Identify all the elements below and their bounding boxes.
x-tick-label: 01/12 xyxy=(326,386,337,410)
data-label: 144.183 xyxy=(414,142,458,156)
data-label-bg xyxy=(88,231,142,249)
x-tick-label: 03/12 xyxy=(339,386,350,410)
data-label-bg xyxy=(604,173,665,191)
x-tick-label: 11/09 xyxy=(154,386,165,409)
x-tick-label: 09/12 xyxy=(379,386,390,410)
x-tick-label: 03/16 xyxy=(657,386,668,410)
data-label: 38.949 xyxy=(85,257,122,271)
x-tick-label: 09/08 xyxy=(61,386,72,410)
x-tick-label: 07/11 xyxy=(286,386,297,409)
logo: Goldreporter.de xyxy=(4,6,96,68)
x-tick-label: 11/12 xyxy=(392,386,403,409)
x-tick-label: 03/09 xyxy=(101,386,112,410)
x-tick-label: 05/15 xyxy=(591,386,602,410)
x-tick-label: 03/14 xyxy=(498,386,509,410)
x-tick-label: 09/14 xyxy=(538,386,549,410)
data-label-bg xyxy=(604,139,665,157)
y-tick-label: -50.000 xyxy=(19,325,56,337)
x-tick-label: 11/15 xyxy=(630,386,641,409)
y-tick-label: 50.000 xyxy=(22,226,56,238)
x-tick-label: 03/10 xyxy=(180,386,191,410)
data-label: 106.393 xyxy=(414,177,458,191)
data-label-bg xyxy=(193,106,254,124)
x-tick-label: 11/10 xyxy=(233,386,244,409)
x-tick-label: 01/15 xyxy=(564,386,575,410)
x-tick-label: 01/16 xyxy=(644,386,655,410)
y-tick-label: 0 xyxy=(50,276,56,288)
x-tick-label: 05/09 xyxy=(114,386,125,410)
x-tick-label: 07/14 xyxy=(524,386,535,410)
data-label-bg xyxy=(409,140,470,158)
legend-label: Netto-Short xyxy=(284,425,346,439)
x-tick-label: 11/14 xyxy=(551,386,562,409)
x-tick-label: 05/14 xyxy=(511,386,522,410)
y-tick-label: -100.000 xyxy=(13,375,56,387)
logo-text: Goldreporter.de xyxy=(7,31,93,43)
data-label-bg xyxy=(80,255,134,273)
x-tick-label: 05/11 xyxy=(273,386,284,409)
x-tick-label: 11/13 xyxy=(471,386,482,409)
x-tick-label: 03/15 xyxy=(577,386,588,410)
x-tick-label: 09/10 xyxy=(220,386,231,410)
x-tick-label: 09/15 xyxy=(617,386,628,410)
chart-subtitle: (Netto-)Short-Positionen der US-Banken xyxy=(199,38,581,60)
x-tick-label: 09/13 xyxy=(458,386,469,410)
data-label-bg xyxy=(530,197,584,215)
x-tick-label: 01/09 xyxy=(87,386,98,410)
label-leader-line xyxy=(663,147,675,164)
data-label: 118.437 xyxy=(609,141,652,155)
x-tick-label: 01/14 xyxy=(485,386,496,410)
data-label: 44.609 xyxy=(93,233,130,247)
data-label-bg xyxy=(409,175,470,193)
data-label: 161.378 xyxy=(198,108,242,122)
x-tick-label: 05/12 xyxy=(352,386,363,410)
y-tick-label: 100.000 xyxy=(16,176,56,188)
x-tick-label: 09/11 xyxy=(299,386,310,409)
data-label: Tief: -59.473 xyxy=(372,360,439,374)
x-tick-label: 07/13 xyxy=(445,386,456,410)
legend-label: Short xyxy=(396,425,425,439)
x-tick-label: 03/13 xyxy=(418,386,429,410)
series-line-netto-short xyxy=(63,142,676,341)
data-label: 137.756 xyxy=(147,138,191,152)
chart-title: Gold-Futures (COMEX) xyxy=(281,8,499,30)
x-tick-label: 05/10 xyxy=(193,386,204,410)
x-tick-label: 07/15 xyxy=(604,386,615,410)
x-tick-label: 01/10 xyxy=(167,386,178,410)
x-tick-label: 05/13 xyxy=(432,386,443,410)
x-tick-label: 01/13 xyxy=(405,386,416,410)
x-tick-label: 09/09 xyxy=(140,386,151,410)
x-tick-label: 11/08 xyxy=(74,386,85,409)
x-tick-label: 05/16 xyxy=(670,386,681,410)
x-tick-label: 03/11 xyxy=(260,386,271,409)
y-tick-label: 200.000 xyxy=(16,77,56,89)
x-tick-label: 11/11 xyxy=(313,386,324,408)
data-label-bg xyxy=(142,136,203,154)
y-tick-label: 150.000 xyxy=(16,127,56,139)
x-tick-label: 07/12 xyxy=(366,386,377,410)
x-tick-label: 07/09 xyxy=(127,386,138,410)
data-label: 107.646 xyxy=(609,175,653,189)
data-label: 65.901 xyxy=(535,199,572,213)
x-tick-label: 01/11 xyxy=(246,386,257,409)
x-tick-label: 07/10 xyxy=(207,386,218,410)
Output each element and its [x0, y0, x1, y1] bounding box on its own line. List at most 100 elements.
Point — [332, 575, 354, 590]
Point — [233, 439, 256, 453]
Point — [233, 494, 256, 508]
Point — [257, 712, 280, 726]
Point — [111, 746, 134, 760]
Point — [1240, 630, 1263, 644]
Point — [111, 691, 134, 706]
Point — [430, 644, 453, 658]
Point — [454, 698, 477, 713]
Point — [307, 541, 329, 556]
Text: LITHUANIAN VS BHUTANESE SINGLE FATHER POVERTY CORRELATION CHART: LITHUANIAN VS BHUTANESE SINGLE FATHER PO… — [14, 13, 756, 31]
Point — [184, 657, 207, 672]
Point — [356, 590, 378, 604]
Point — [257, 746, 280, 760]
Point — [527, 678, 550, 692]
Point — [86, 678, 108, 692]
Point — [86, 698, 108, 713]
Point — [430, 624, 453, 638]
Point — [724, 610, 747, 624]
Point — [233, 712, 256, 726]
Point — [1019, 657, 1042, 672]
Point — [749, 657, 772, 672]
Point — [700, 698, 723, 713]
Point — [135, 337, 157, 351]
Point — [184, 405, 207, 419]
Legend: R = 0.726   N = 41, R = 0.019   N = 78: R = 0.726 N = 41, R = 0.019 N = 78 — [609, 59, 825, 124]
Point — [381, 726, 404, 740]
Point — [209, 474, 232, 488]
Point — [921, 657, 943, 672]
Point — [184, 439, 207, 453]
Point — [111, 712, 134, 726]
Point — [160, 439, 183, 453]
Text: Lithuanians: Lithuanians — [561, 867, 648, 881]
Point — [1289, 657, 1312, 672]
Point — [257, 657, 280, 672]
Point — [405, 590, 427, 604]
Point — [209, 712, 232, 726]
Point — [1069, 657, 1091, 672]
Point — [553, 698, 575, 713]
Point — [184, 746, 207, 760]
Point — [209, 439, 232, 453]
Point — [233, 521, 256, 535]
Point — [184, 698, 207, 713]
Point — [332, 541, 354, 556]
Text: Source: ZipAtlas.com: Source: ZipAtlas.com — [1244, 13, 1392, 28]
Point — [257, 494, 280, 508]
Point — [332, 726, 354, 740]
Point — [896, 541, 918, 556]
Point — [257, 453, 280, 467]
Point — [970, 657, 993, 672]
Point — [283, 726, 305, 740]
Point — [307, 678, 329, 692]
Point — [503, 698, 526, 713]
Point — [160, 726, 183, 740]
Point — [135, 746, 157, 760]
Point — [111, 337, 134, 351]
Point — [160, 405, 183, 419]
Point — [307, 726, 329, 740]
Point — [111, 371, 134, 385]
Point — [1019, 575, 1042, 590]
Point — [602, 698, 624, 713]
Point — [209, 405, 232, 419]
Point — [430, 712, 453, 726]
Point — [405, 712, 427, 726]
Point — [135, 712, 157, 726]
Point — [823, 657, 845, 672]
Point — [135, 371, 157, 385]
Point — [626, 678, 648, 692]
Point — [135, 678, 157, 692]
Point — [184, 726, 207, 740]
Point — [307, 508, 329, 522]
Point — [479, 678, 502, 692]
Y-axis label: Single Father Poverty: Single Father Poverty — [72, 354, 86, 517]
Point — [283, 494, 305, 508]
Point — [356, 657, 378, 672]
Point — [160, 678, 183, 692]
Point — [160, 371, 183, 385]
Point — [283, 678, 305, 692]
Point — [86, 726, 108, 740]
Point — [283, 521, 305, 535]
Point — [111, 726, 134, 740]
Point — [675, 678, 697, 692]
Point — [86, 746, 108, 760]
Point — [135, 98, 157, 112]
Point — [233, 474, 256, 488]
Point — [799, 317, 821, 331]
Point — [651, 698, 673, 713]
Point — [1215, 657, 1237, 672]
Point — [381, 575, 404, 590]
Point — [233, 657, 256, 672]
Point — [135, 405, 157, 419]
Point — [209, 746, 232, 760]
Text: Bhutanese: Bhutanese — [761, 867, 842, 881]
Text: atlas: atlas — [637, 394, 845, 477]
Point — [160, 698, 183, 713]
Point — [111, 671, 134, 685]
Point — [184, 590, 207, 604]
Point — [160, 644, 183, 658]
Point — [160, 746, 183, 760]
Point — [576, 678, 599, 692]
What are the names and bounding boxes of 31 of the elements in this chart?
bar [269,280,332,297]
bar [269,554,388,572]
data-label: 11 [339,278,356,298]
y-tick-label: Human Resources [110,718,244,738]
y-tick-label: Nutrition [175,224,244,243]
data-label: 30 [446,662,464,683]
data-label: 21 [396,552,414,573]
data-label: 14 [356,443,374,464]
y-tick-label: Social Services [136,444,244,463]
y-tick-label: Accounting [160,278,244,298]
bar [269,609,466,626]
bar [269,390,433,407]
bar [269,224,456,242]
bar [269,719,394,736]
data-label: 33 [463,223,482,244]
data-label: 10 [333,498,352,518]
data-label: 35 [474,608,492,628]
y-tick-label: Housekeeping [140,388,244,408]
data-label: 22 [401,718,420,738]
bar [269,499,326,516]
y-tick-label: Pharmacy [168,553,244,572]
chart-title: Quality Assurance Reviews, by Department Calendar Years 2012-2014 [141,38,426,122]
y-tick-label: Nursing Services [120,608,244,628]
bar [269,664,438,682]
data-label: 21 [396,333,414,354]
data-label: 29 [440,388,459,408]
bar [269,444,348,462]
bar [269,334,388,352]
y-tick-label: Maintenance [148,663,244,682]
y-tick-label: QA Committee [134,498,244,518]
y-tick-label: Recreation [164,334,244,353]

....

* [Set problem] Retype the records word for word, from their first line down to the line containing "x-tick-label: 07/14 xyxy=(524,386,535,410)", with both ends included.

* [Solved exercise]
Identify all the elements below and their bounding boxes.
x-tick-label: 01/12 xyxy=(326,386,337,410)
data-label: 144.183 xyxy=(414,142,458,156)
data-label-bg xyxy=(88,231,142,249)
x-tick-label: 03/12 xyxy=(339,386,350,410)
data-label-bg xyxy=(604,173,665,191)
x-tick-label: 11/09 xyxy=(154,386,165,409)
x-tick-label: 09/12 xyxy=(379,386,390,410)
x-tick-label: 03/16 xyxy=(657,386,668,410)
data-label: 38.949 xyxy=(85,257,122,271)
x-tick-label: 09/08 xyxy=(61,386,72,410)
x-tick-label: 07/11 xyxy=(286,386,297,409)
logo: Goldreporter.de xyxy=(4,6,96,68)
x-tick-label: 11/12 xyxy=(392,386,403,409)
x-tick-label: 03/09 xyxy=(101,386,112,410)
x-tick-label: 05/15 xyxy=(591,386,602,410)
x-tick-label: 03/14 xyxy=(498,386,509,410)
x-tick-label: 09/14 xyxy=(538,386,549,410)
data-label-bg xyxy=(604,139,665,157)
y-tick-label: -50.000 xyxy=(19,325,56,337)
x-tick-label: 11/15 xyxy=(630,386,641,409)
y-tick-label: 50.000 xyxy=(22,226,56,238)
x-tick-label: 03/10 xyxy=(180,386,191,410)
data-label: 106.393 xyxy=(414,177,458,191)
data-label-bg xyxy=(193,106,254,124)
x-tick-label: 11/10 xyxy=(233,386,244,409)
x-tick-label: 01/15 xyxy=(564,386,575,410)
x-tick-label: 01/16 xyxy=(644,386,655,410)
y-tick-label: 0 xyxy=(50,276,56,288)
x-tick-label: 05/09 xyxy=(114,386,125,410)
x-tick-label: 07/14 xyxy=(524,386,535,410)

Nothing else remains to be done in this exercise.